### STATED GOAL
Using the data below, gather each line that includes the word "more".
● ● ●
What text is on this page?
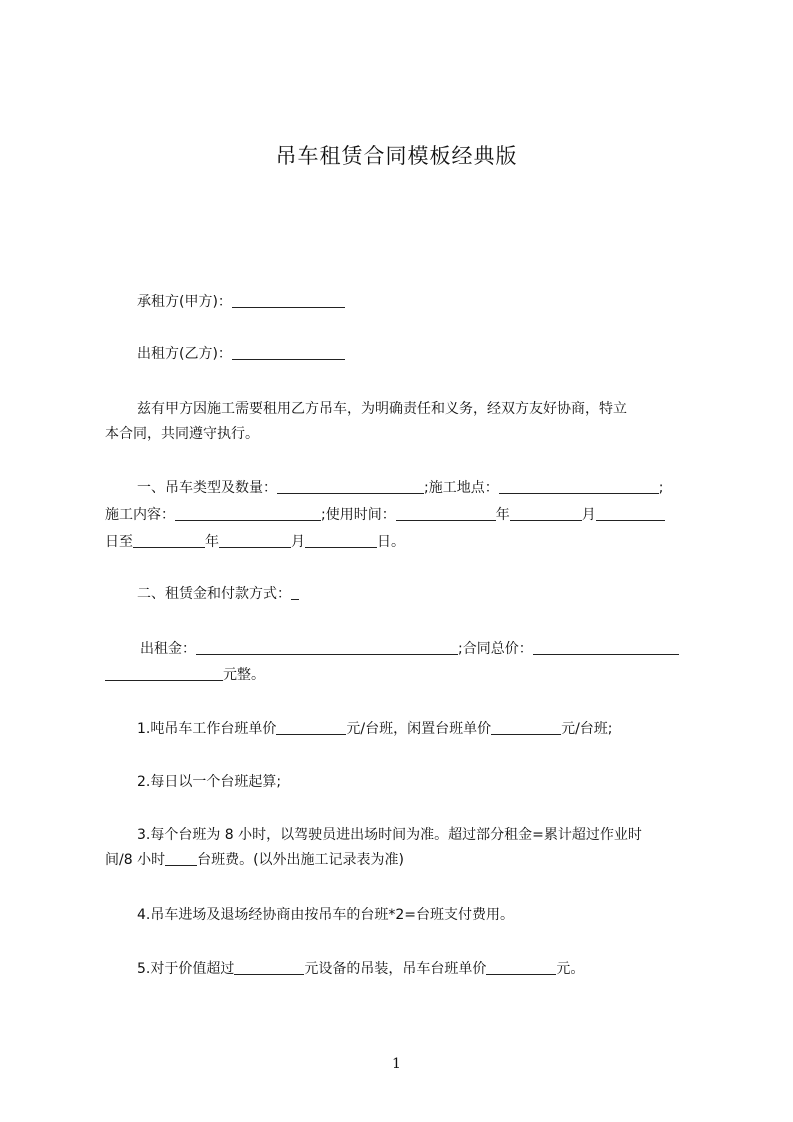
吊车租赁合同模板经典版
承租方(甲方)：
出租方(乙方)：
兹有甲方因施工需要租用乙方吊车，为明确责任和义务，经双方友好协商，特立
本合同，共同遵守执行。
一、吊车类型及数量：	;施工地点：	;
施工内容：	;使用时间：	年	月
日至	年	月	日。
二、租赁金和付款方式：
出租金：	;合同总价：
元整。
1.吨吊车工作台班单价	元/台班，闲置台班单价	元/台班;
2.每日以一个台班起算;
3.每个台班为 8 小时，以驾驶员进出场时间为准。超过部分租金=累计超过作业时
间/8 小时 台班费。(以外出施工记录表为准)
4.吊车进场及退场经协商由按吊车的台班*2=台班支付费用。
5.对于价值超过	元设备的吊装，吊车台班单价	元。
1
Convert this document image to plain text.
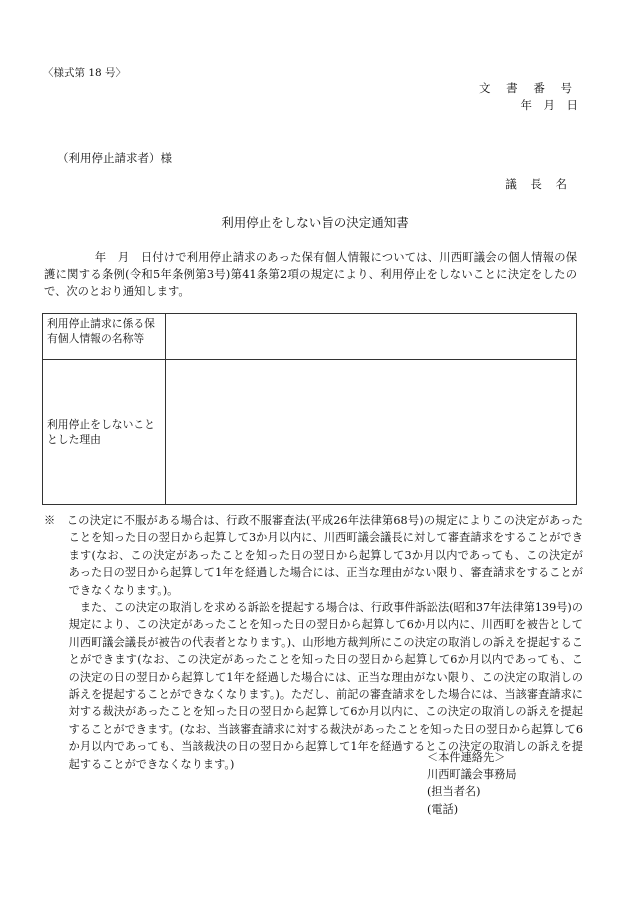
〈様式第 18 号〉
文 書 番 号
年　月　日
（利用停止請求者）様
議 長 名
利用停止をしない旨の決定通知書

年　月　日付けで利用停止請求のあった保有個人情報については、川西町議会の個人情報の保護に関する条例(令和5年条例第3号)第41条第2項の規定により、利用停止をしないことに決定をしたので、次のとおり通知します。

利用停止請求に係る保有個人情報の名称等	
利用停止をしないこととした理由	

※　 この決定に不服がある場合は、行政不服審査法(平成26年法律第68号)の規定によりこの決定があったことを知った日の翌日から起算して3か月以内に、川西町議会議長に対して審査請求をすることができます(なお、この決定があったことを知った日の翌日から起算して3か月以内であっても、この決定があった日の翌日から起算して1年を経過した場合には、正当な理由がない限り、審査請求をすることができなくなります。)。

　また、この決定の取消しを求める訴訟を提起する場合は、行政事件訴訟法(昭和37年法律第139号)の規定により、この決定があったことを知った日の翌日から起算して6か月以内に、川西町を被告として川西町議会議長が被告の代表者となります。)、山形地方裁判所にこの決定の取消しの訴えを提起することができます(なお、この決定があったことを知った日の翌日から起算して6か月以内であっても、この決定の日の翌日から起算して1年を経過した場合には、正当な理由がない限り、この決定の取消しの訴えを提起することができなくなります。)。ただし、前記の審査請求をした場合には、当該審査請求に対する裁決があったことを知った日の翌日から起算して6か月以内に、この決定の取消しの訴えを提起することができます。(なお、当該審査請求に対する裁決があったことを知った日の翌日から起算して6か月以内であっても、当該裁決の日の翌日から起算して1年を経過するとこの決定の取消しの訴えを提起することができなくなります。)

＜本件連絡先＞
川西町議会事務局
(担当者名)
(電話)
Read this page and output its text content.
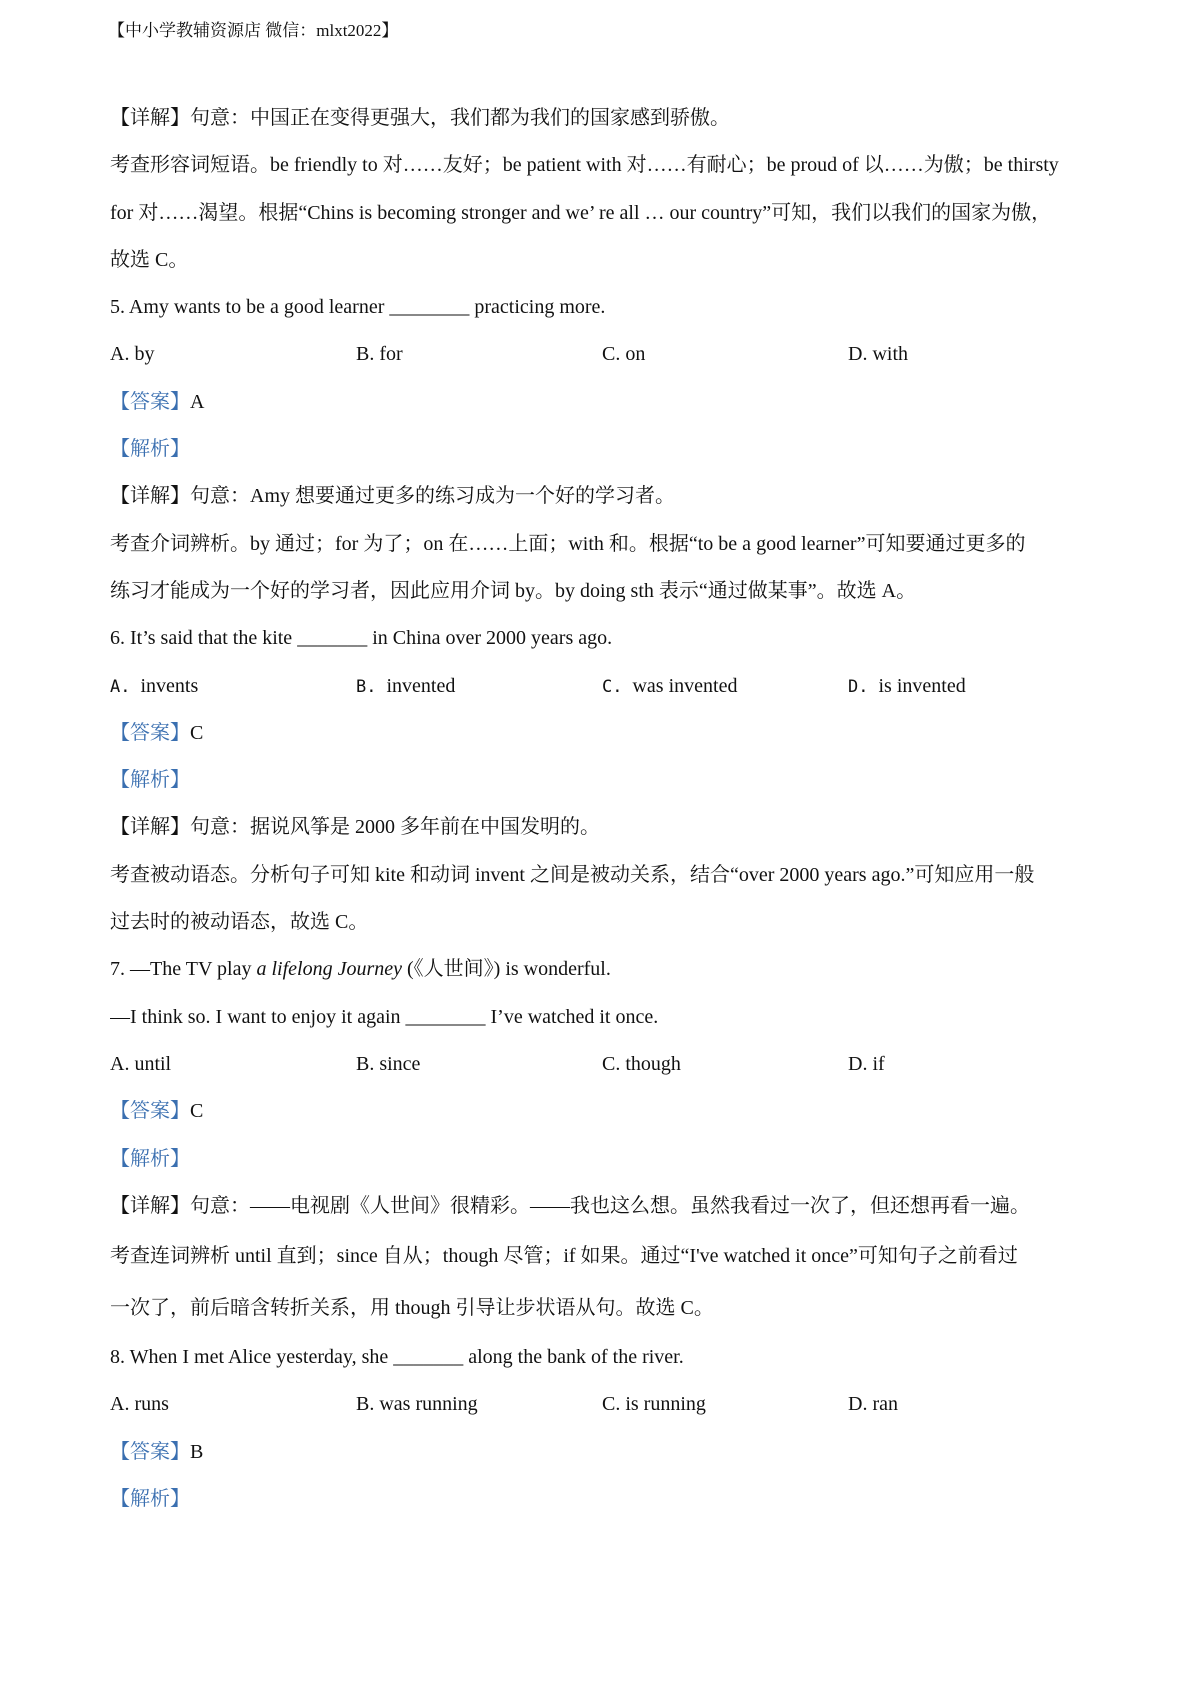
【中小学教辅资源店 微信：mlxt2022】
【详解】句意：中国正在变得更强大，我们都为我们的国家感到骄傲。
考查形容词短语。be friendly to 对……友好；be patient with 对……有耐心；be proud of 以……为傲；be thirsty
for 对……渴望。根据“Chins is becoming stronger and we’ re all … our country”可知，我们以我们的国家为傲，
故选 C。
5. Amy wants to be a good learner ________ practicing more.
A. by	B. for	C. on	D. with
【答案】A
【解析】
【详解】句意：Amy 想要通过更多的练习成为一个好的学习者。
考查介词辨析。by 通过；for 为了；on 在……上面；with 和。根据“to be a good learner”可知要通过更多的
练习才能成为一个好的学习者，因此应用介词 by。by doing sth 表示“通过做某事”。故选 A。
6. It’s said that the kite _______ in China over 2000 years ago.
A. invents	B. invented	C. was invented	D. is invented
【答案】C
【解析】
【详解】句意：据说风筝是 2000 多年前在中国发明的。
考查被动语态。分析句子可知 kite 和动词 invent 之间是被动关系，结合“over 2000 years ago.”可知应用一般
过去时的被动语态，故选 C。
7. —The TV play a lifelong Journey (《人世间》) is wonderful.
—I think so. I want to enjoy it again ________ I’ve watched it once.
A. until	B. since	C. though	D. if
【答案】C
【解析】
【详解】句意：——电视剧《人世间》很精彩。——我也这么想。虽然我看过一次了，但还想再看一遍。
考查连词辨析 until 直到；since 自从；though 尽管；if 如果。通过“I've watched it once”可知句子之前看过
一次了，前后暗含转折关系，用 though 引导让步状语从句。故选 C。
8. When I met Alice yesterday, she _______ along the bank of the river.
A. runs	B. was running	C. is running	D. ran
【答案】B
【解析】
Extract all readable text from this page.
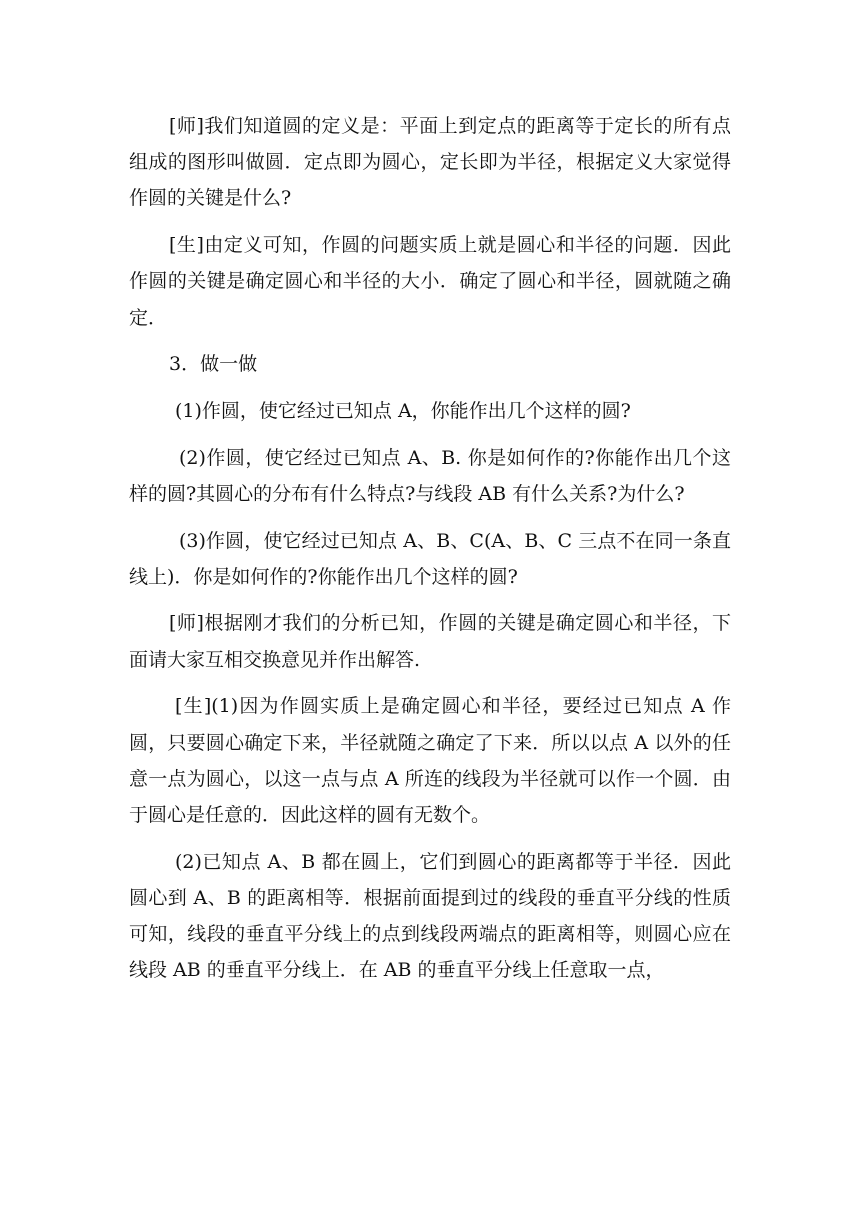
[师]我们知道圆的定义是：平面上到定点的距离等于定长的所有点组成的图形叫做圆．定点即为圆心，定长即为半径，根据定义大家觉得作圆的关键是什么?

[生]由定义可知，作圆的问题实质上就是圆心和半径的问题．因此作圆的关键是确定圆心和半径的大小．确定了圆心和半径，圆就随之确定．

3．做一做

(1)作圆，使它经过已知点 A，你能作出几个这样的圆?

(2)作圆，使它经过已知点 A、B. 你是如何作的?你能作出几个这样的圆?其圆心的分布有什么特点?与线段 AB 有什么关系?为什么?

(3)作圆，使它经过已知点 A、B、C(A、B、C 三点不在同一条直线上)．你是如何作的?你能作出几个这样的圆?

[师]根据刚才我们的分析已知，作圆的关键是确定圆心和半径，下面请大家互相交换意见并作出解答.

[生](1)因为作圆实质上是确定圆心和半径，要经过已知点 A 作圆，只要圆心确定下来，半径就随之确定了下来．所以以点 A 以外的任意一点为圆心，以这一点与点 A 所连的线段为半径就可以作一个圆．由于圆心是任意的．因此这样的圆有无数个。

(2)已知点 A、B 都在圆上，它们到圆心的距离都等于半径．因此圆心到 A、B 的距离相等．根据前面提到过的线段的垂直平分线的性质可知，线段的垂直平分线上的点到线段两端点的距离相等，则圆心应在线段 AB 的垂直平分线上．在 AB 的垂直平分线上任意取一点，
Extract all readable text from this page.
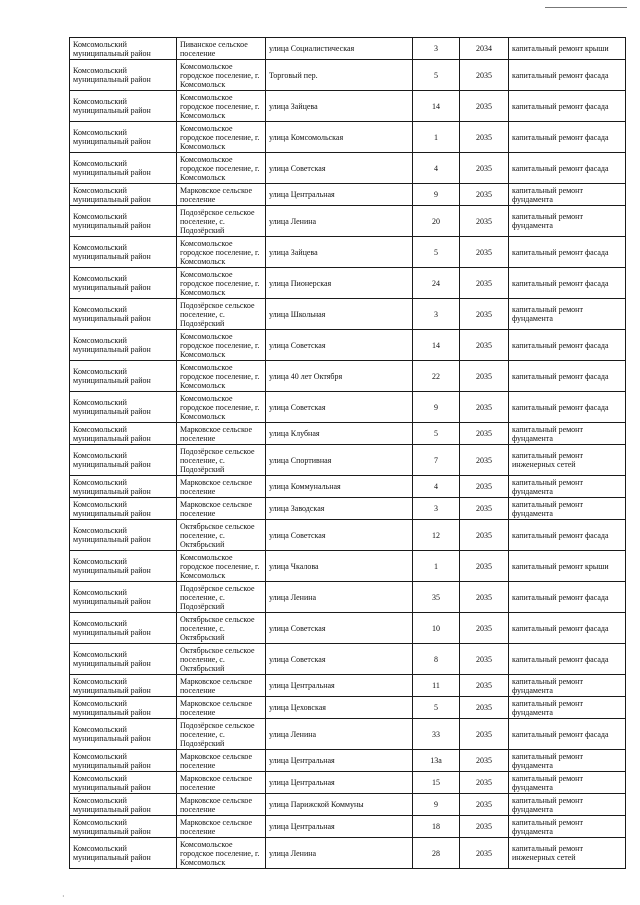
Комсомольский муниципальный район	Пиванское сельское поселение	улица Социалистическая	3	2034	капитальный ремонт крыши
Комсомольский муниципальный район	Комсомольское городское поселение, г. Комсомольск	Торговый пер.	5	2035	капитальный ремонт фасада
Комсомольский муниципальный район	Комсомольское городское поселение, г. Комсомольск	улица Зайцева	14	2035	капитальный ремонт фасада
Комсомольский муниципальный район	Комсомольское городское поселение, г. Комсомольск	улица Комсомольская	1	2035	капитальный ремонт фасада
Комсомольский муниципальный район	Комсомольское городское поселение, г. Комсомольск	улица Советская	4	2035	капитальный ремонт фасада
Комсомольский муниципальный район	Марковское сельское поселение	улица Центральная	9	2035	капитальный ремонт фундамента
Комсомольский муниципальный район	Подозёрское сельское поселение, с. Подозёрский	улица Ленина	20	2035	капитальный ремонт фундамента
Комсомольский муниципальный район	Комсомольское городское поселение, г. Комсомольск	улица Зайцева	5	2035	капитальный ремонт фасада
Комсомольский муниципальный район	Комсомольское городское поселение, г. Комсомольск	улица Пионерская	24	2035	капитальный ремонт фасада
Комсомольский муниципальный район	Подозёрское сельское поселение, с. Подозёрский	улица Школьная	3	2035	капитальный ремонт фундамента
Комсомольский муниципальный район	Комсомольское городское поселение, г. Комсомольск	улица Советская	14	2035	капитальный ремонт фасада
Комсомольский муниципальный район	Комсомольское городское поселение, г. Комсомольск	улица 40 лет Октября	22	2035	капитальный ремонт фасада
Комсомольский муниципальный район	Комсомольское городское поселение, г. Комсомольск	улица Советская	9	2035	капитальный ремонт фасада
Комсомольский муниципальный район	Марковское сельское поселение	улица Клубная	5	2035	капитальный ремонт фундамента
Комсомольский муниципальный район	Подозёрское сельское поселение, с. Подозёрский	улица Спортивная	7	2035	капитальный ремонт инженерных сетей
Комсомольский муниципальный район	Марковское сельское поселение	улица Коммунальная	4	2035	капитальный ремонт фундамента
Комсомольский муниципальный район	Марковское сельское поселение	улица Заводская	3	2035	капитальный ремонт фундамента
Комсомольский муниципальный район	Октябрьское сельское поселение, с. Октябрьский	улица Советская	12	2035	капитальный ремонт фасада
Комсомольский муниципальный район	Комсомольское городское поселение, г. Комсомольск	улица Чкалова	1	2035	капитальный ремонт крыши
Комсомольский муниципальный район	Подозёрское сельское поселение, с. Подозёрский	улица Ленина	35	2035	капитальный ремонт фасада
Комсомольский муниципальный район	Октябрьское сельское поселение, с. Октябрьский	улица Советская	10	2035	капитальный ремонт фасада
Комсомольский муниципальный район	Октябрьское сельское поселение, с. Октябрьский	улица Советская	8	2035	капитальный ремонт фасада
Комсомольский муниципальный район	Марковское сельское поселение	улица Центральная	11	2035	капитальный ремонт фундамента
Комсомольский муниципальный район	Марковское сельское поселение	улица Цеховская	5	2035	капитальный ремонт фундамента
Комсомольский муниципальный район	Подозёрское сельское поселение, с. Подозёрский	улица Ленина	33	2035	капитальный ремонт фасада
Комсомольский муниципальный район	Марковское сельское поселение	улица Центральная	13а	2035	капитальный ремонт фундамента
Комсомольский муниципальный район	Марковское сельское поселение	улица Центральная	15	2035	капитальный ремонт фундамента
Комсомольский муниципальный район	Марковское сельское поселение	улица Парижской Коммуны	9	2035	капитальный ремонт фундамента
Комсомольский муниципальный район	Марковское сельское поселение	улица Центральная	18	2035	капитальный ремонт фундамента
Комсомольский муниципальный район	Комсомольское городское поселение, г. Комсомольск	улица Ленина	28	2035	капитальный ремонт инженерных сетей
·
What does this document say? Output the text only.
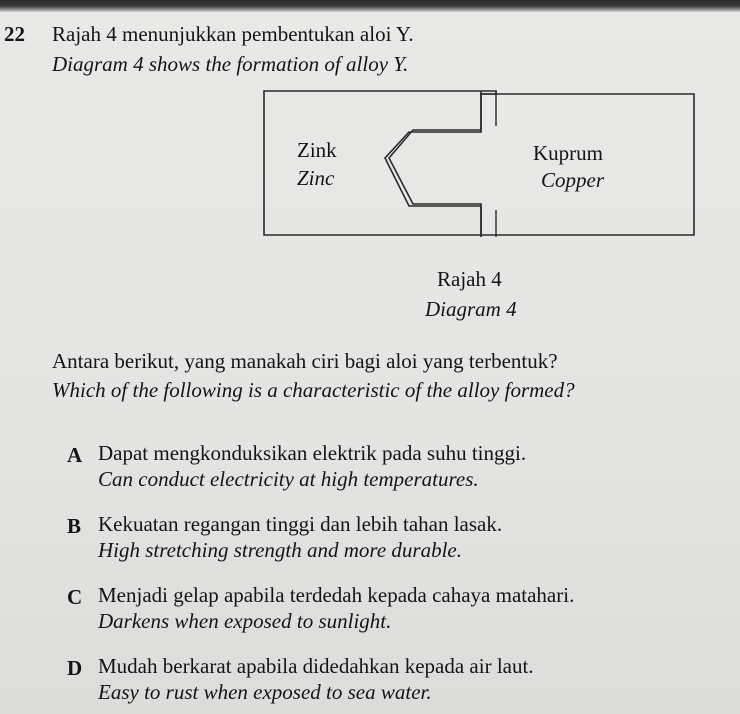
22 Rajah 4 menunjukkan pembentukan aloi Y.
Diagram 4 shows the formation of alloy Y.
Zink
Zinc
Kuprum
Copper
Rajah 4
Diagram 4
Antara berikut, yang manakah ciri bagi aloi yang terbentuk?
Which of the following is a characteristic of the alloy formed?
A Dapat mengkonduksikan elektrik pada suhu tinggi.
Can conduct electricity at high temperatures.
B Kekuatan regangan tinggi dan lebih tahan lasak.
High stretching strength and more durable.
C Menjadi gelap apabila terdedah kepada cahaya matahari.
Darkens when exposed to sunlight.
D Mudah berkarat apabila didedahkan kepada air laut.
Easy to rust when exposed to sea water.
● ● ●
### SOLUTION
5. Amy wants to be a good learner ________ practicing more.
High stretching strength and more durable.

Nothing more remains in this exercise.